• _TO DO_:
Wherever "nghiệm" appears in a line, copy that line.

• _AVAILABLE DATA_:
━━━━

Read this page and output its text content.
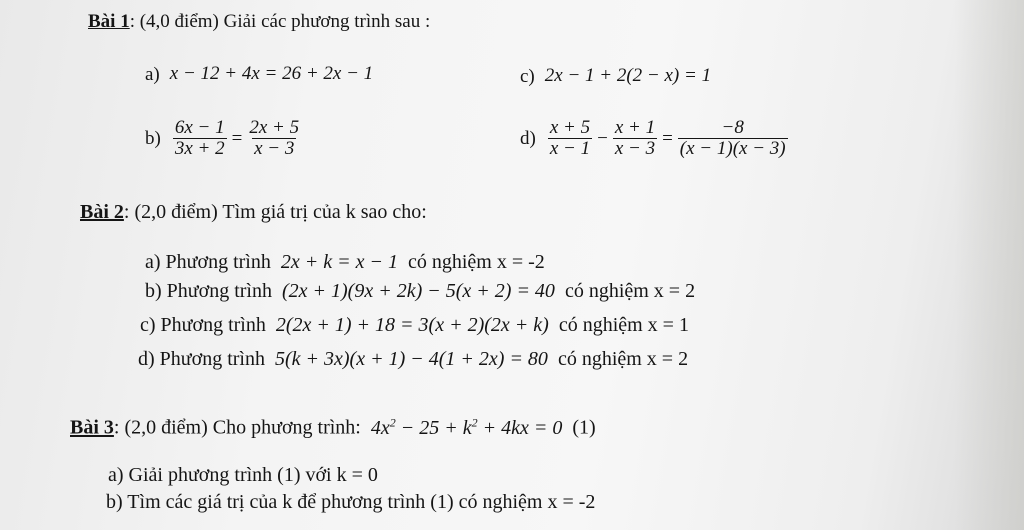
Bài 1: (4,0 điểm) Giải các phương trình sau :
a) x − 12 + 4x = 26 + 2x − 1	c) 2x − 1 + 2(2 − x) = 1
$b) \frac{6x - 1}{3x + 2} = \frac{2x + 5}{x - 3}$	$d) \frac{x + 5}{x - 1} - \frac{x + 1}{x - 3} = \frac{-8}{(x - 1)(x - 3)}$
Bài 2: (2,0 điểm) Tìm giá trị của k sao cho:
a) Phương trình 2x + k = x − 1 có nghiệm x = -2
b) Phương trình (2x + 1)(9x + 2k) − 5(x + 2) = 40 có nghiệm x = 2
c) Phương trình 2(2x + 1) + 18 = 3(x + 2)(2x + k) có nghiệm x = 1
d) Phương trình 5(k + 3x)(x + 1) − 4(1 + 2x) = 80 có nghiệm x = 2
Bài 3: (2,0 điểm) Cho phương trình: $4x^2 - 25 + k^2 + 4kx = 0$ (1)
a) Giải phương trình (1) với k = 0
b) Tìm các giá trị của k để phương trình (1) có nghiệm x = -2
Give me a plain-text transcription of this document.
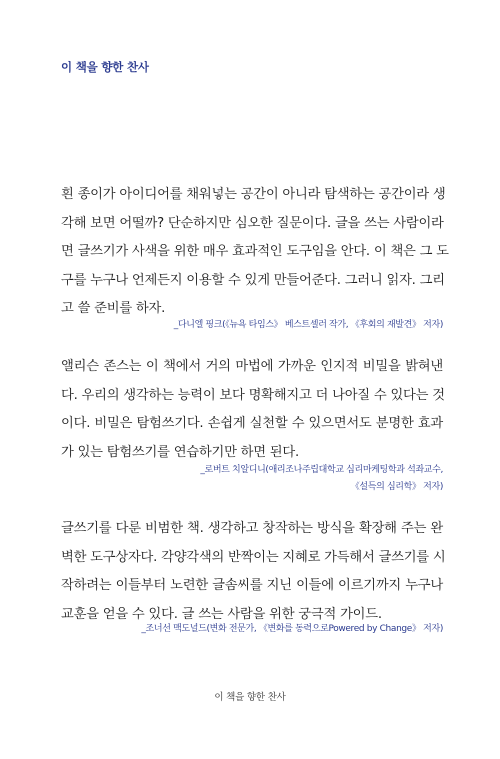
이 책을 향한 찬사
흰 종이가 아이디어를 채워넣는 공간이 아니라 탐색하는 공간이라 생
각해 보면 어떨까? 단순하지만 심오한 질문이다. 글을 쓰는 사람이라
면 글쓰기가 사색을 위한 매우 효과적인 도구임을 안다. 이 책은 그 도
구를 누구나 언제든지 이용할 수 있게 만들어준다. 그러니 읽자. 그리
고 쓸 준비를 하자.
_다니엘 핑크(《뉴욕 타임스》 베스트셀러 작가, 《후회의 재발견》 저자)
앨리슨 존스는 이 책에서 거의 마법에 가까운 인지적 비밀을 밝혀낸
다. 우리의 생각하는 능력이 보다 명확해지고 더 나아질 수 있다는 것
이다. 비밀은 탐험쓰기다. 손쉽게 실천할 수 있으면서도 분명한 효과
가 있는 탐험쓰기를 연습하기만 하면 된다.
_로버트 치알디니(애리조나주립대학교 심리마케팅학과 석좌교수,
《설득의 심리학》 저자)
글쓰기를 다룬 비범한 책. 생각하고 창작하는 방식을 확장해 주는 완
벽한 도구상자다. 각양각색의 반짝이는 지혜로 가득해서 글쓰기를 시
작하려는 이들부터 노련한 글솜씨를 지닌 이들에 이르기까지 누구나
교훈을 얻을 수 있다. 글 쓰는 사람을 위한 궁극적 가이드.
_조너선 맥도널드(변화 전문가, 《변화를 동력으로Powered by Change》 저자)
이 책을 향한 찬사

━━━━

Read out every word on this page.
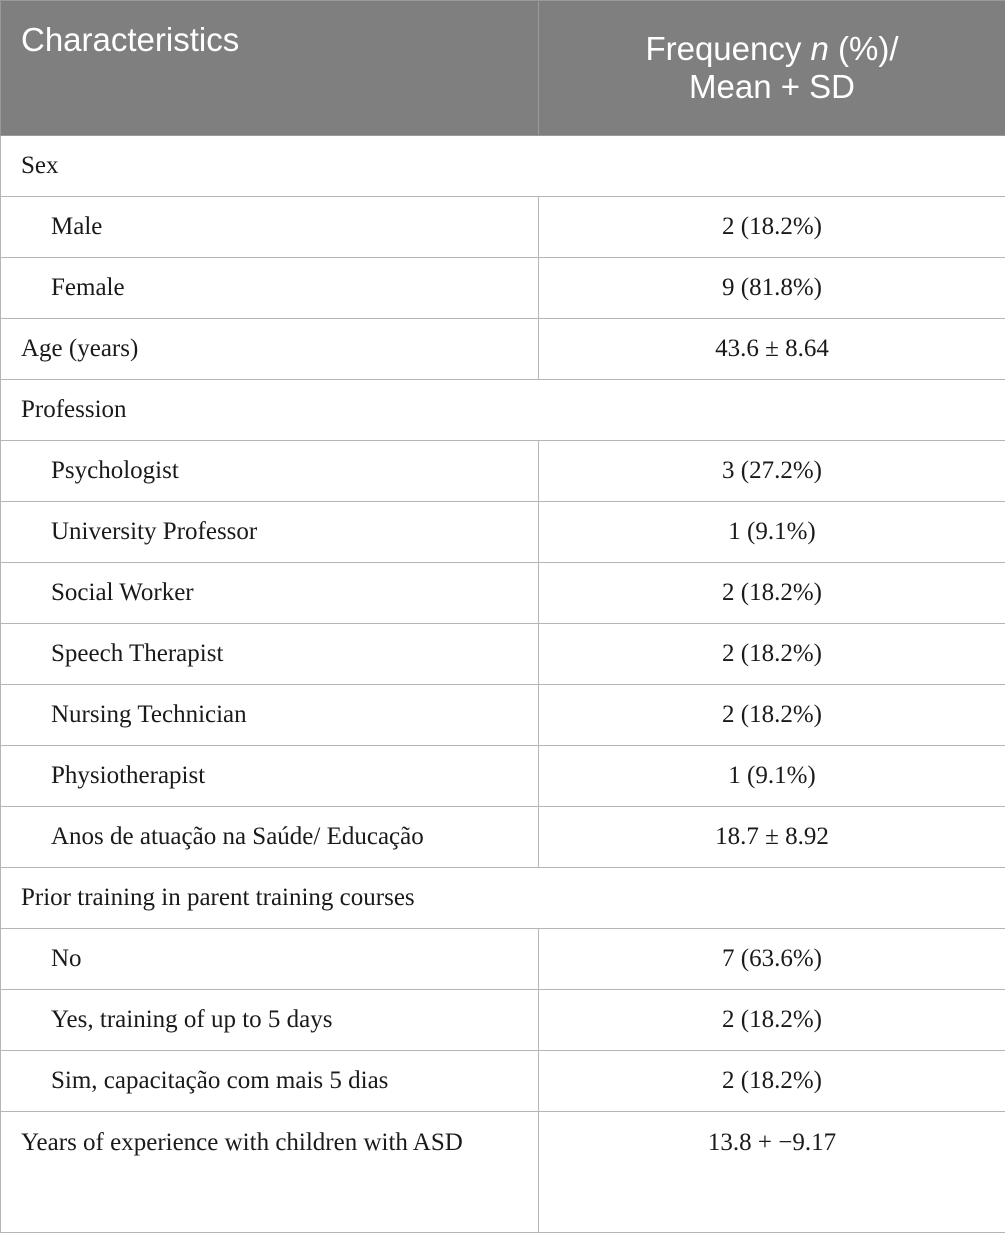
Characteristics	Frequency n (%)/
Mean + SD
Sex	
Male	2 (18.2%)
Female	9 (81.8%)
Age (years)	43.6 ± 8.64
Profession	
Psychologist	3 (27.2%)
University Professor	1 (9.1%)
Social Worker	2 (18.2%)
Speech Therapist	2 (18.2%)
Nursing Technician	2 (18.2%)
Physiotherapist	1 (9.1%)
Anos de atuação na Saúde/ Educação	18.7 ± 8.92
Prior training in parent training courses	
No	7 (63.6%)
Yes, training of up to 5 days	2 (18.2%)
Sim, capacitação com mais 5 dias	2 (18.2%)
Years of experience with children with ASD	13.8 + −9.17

━━━━

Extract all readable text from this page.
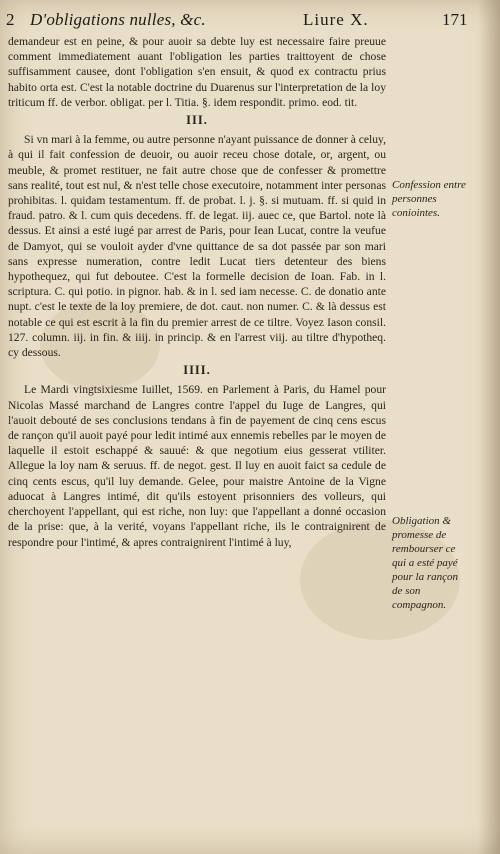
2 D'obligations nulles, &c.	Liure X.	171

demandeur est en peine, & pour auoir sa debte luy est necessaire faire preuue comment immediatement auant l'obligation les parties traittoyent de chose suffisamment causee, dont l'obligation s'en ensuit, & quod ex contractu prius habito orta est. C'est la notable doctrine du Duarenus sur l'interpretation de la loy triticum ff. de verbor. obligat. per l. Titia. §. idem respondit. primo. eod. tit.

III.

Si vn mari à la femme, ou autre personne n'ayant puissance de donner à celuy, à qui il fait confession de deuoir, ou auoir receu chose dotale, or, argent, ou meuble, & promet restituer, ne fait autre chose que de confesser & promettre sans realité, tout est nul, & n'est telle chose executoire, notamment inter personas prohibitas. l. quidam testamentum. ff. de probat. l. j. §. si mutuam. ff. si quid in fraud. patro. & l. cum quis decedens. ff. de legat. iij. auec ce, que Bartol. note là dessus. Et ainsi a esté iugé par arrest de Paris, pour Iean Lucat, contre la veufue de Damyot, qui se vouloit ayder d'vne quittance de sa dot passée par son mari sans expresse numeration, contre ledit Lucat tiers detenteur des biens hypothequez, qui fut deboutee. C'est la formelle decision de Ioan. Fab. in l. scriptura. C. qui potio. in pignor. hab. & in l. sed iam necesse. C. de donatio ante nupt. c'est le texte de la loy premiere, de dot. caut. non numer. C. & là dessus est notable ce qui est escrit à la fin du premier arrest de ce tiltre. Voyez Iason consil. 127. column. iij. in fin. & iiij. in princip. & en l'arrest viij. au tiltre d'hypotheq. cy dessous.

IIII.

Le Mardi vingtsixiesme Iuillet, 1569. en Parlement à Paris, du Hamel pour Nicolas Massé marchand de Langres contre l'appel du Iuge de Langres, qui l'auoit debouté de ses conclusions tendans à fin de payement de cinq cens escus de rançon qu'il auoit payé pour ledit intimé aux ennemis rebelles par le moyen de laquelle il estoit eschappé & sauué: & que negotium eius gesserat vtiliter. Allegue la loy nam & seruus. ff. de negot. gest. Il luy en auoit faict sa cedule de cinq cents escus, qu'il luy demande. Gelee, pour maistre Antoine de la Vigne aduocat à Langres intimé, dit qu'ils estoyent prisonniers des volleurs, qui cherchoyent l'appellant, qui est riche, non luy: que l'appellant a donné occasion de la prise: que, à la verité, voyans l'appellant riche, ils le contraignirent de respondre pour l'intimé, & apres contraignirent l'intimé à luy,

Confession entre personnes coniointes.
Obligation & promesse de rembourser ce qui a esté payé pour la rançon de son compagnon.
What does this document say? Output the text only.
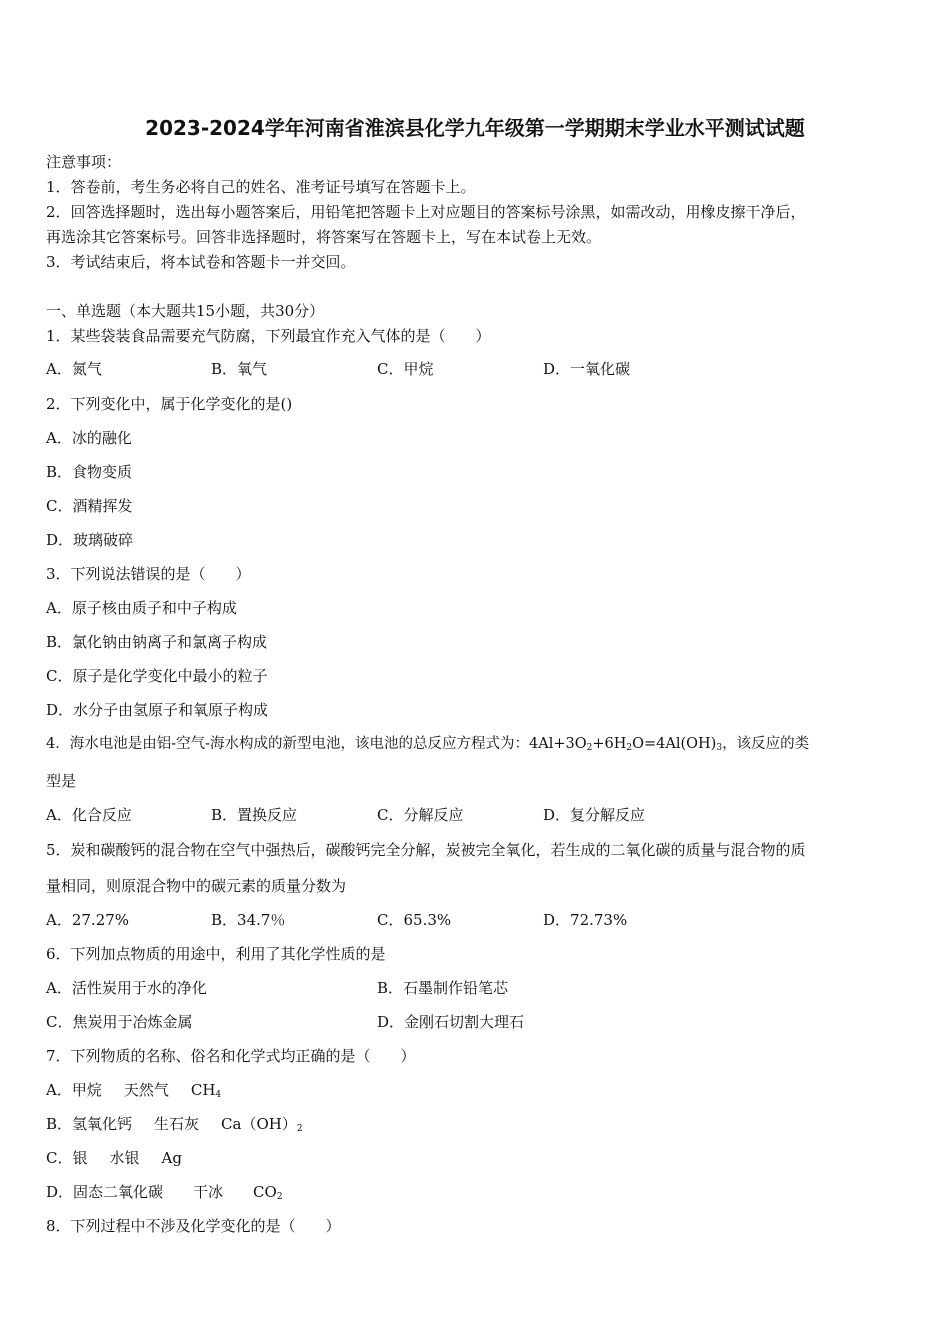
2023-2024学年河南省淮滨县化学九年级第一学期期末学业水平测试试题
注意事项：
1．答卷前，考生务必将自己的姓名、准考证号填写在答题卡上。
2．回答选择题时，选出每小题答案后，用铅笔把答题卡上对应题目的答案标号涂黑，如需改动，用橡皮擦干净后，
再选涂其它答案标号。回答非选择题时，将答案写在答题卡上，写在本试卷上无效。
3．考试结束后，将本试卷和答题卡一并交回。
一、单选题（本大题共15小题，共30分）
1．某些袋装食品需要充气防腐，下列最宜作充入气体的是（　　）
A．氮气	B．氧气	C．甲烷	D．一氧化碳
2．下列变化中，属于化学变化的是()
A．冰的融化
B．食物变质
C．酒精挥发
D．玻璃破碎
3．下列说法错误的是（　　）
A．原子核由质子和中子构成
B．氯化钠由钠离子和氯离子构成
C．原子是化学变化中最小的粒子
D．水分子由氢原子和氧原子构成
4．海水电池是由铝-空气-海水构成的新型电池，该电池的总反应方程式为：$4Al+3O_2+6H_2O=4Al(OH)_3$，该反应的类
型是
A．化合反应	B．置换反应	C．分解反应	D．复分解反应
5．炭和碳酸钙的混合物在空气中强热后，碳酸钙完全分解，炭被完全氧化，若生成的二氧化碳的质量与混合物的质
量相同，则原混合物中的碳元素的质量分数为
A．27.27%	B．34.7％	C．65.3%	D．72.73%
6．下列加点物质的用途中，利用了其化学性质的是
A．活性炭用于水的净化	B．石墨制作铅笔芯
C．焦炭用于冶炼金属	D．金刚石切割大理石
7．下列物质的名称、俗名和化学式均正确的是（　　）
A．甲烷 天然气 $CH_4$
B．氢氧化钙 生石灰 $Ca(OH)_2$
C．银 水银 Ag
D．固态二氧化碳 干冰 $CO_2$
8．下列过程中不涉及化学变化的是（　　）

━━━━

• _WRITTEN SOLUTION_:
a) Phương trình 2x + k = x − 1 có nghiệm x = -2
b) Phương trình (2x + 1)(9x + 2k) − 5(x + 2) = 40 có nghiệm x = 2
c) Phương trình 2(2x + 1) + 18 = 3(x + 2)(2x + k) có nghiệm x = 1
d) Phương trình 5(k + 3x)(x + 1) − 4(1 + 2x) = 80 có nghiệm x = 2
b) Tìm các giá trị của k để phương trình (1) có nghiệm x = -2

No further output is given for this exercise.